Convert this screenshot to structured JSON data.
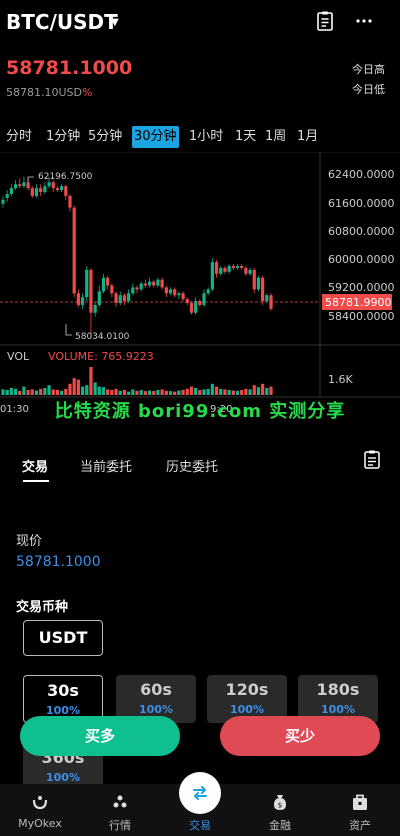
{
  "header": {
    "pair": "BTC/USDT",
    "caret": "▼"
  },
  "ticker": {
    "price": "58781.1000",
    "sub_price": "58781.10USD",
    "pct": "%",
    "high_label": "今日高",
    "low_label": "今日低"
  },
  "timeframes": [
    "分时",
    "1分钟",
    "5分钟",
    "30分钟",
    "1小时",
    "1天",
    "1周",
    "1月"
  ],
  "active_timeframe": "30分钟",
  "chart_data": {
    "type": "candlestick",
    "y_ticks": [
      "62400.0000",
      "61600.0000",
      "60800.0000",
      "60000.0000",
      "59200.0000",
      "58400.0000"
    ],
    "current_price_tag": "58781.9900",
    "max_annotation": "62196.7500",
    "min_annotation": "58034.0100",
    "volume_label": "VOL",
    "volume_value": "VOLUME: 765.9223",
    "volume_tick": "1.6K",
    "time_ticks": [
      "01:30",
      "9:20"
    ],
    "ylim": [
      58000,
      62700
    ],
    "candles": [
      {
        "o": 61500,
        "c": 61600,
        "h": 61700,
        "l": 61400
      },
      {
        "o": 61650,
        "c": 61750,
        "h": 61850,
        "l": 61550
      },
      {
        "o": 61750,
        "c": 61900,
        "h": 62000,
        "l": 61700
      },
      {
        "o": 61900,
        "c": 62000,
        "h": 62100,
        "l": 61850
      },
      {
        "o": 62000,
        "c": 61950,
        "h": 62150,
        "l": 61900
      },
      {
        "o": 61950,
        "c": 62050,
        "h": 62200,
        "l": 61900
      },
      {
        "o": 62050,
        "c": 61900,
        "h": 62150,
        "l": 61850
      },
      {
        "o": 61900,
        "c": 61700,
        "h": 61950,
        "l": 61650
      },
      {
        "o": 61700,
        "c": 61900,
        "h": 62000,
        "l": 61650
      },
      {
        "o": 61900,
        "c": 61800,
        "h": 62000,
        "l": 61700
      },
      {
        "o": 61800,
        "c": 61950,
        "h": 62050,
        "l": 61750
      },
      {
        "o": 61950,
        "c": 62050,
        "h": 62197,
        "l": 61900
      },
      {
        "o": 62050,
        "c": 61900,
        "h": 62100,
        "l": 61800
      },
      {
        "o": 61900,
        "c": 61850,
        "h": 61950,
        "l": 61800
      },
      {
        "o": 61850,
        "c": 61950,
        "h": 62000,
        "l": 61800
      },
      {
        "o": 61950,
        "c": 61700,
        "h": 61990,
        "l": 61600
      },
      {
        "o": 61700,
        "c": 61400,
        "h": 61750,
        "l": 61300
      },
      {
        "o": 61400,
        "c": 59200,
        "h": 61450,
        "l": 59100
      },
      {
        "o": 59200,
        "c": 58900,
        "h": 59300,
        "l": 58850
      },
      {
        "o": 58900,
        "c": 59100,
        "h": 59200,
        "l": 58800
      },
      {
        "o": 59100,
        "c": 59800,
        "h": 59900,
        "l": 59000
      },
      {
        "o": 59800,
        "c": 58700,
        "h": 59850,
        "l": 58034
      },
      {
        "o": 58700,
        "c": 58900,
        "h": 59000,
        "l": 58600
      },
      {
        "o": 58900,
        "c": 59250,
        "h": 59400,
        "l": 58850
      },
      {
        "o": 59250,
        "c": 59600,
        "h": 59700,
        "l": 59200
      },
      {
        "o": 59600,
        "c": 59400,
        "h": 59650,
        "l": 59300
      },
      {
        "o": 59400,
        "c": 59200,
        "h": 59450,
        "l": 59100
      },
      {
        "o": 59200,
        "c": 58950,
        "h": 59250,
        "l": 58850
      },
      {
        "o": 58950,
        "c": 59150,
        "h": 59250,
        "l": 58900
      },
      {
        "o": 59150,
        "c": 59000,
        "h": 59200,
        "l": 58900
      },
      {
        "o": 59000,
        "c": 59200,
        "h": 59300,
        "l": 58950
      },
      {
        "o": 59200,
        "c": 59350,
        "h": 59450,
        "l": 59150
      },
      {
        "o": 59350,
        "c": 59300,
        "h": 59400,
        "l": 59200
      },
      {
        "o": 59300,
        "c": 59450,
        "h": 59500,
        "l": 59250
      },
      {
        "o": 59450,
        "c": 59400,
        "h": 59550,
        "l": 59350
      },
      {
        "o": 59400,
        "c": 59500,
        "h": 59600,
        "l": 59350
      },
      {
        "o": 59500,
        "c": 59400,
        "h": 59550,
        "l": 59350
      },
      {
        "o": 59400,
        "c": 59550,
        "h": 59600,
        "l": 59350
      },
      {
        "o": 59550,
        "c": 59350,
        "h": 59600,
        "l": 59300
      },
      {
        "o": 59350,
        "c": 59200,
        "h": 59400,
        "l": 59100
      },
      {
        "o": 59200,
        "c": 59300,
        "h": 59350,
        "l": 59150
      },
      {
        "o": 59300,
        "c": 59150,
        "h": 59350,
        "l": 59100
      },
      {
        "o": 59150,
        "c": 59200,
        "h": 59250,
        "l": 59050
      },
      {
        "o": 59200,
        "c": 59050,
        "h": 59250,
        "l": 59000
      },
      {
        "o": 59050,
        "c": 58950,
        "h": 59100,
        "l": 58900
      },
      {
        "o": 58950,
        "c": 58700,
        "h": 59000,
        "l": 58650
      },
      {
        "o": 58700,
        "c": 59000,
        "h": 59100,
        "l": 58650
      },
      {
        "o": 59000,
        "c": 58900,
        "h": 59050,
        "l": 58850
      },
      {
        "o": 58900,
        "c": 59200,
        "h": 59300,
        "l": 58850
      },
      {
        "o": 59200,
        "c": 59300,
        "h": 59350,
        "l": 59150
      },
      {
        "o": 59300,
        "c": 60000,
        "h": 60100,
        "l": 59250
      },
      {
        "o": 60000,
        "c": 59700,
        "h": 60050,
        "l": 59600
      },
      {
        "o": 59700,
        "c": 59850,
        "h": 59900,
        "l": 59650
      },
      {
        "o": 59850,
        "c": 59750,
        "h": 59900,
        "l": 59700
      },
      {
        "o": 59750,
        "c": 59900,
        "h": 59950,
        "l": 59700
      },
      {
        "o": 59900,
        "c": 59850,
        "h": 59950,
        "l": 59800
      },
      {
        "o": 59850,
        "c": 59900,
        "h": 59950,
        "l": 59800
      },
      {
        "o": 59900,
        "c": 59850,
        "h": 59950,
        "l": 59800
      },
      {
        "o": 59850,
        "c": 59700,
        "h": 59900,
        "l": 59650
      },
      {
        "o": 59700,
        "c": 59800,
        "h": 59850,
        "l": 59650
      },
      {
        "o": 59800,
        "c": 59300,
        "h": 59850,
        "l": 59200
      },
      {
        "o": 59300,
        "c": 59600,
        "h": 59650,
        "l": 59250
      },
      {
        "o": 59600,
        "c": 59000,
        "h": 59650,
        "l": 58900
      },
      {
        "o": 59000,
        "c": 59150,
        "h": 59200,
        "l": 58950
      },
      {
        "o": 59150,
        "c": 58800,
        "h": 59200,
        "l": 58750
      }
    ],
    "volumes": [
      20,
      18,
      25,
      22,
      15,
      30,
      18,
      20,
      16,
      22,
      25,
      35,
      20,
      18,
      15,
      22,
      40,
      60,
      55,
      30,
      35,
      100,
      45,
      30,
      28,
      20,
      18,
      22,
      15,
      18,
      12,
      20,
      15,
      18,
      14,
      16,
      14,
      18,
      20,
      15,
      14,
      12,
      16,
      18,
      22,
      30,
      25,
      18,
      20,
      22,
      40,
      30,
      22,
      20,
      18,
      16,
      15,
      18,
      22,
      20,
      35,
      28,
      40,
      25,
      30
    ]
  },
  "watermark": "比特资源 bori99.com 实测分享",
  "order_tabs": [
    "交易",
    "当前委托",
    "历史委托"
  ],
  "active_order_tab": "交易",
  "current_price_label": "现价",
  "current_price_value": "58781.1000",
  "currency_label": "交易币种",
  "currency_value": "USDT",
  "durations": [
    {
      "time": "30s",
      "pct": "100%"
    },
    {
      "time": "60s",
      "pct": "100%"
    },
    {
      "time": "120s",
      "pct": "100%"
    },
    {
      "time": "180s",
      "pct": "100%"
    },
    {
      "time": "360s",
      "pct": "100%"
    }
  ],
  "buy_label": "买多",
  "sell_label": "买少",
  "nav": [
    {
      "label": "MyOkex",
      "icon": "logo-icon"
    },
    {
      "label": "行情",
      "icon": "market-icon"
    },
    {
      "label": "交易",
      "icon": "trade-icon"
    },
    {
      "label": "金融",
      "icon": "finance-icon"
    },
    {
      "label": "资产",
      "icon": "assets-icon"
    }
  ],
  "colors": {
    "up": "#10b38a",
    "down": "#f04a4a",
    "accent": "#3d8ee8",
    "buy": "#0fbf8f",
    "sell": "#e04a55"
  }
}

..............................

▶ _Written problem_
Which lines hold the string "icon"? List them all.

▶ _Worked answer_
      "icon": "logo-icon"
      "icon": "market-icon"
      "icon": "trade-icon"
      "icon": "finance-icon"
      "icon": "assets-icon"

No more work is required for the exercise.